• Exercise directions:
Extract, verbatim, all lines starting at the one containing "Read all visible content and emit it as JSON." and ending with the final line of the listing, and no others.

• Listed records:
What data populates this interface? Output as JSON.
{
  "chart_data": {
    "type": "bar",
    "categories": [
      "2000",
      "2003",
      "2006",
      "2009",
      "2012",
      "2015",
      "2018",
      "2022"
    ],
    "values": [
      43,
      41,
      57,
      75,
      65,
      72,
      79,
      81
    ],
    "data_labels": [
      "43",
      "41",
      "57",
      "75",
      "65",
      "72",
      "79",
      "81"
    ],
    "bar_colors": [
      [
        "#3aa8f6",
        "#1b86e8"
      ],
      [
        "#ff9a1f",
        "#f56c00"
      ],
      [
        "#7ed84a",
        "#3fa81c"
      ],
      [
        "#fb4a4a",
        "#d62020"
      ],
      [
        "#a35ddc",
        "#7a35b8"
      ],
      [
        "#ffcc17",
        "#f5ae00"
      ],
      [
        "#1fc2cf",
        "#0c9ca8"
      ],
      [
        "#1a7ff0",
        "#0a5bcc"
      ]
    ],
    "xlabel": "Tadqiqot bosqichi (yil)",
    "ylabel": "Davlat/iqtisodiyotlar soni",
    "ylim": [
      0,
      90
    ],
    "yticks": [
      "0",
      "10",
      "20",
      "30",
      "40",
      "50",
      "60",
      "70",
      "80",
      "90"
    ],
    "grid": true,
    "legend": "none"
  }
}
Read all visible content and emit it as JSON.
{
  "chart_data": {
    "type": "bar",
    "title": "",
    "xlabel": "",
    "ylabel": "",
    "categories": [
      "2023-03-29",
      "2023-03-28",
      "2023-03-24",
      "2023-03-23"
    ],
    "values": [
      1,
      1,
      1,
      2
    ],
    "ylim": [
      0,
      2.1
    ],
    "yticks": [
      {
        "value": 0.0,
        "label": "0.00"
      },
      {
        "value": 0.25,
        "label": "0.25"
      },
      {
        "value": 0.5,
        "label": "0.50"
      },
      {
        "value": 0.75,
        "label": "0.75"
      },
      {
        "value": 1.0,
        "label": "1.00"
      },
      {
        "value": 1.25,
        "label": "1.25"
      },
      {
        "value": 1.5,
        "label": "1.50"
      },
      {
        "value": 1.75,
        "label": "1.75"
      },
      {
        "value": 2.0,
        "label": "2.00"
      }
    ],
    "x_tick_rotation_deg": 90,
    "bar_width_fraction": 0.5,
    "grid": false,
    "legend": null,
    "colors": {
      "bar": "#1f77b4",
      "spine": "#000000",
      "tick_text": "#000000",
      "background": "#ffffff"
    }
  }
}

• In response:
Read all visible content and emit it as JSON.
{
  "chart_data": {
    "type": "bar",
    "title": "",
    "xlabel": "",
    "ylabel": "",
    "categories": [
      "2023-03-29",
      "2023-03-28",
      "2023-03-24",
      "2023-03-23"
    ],
    "values": [
      1,
      1,
      1,
      2
    ],
    "ylim": [
      0,
      2.1
    ],
    "yticks": [
      {
        "value": 0.0,
        "label": "0.00"
      },
      {
        "value": 0.25,
        "label": "0.25"
      },
      {
        "value": 0.5,
        "label": "0.50"
      },
      {
        "value": 0.75,
        "label": "0.75"
      },
      {
        "value": 1.0,
        "label": "1.00"
      },
      {
        "value": 1.25,
        "label": "1.25"
      },
      {
        "value": 1.5,
        "label": "1.50"
      },
      {
        "value": 1.75,
        "label": "1.75"
      },
      {
        "value": 2.0,
        "label": "2.00"
      }
    ],
    "x_tick_rotation_deg": 90,
    "bar_width_fraction": 0.5,
    "grid": false,
    "legend": null,
    "colors": {
      "bar": "#1f77b4",
      "spine": "#000000",
      "tick_text": "#000000",
      "background": "#ffffff"
    }
  }
}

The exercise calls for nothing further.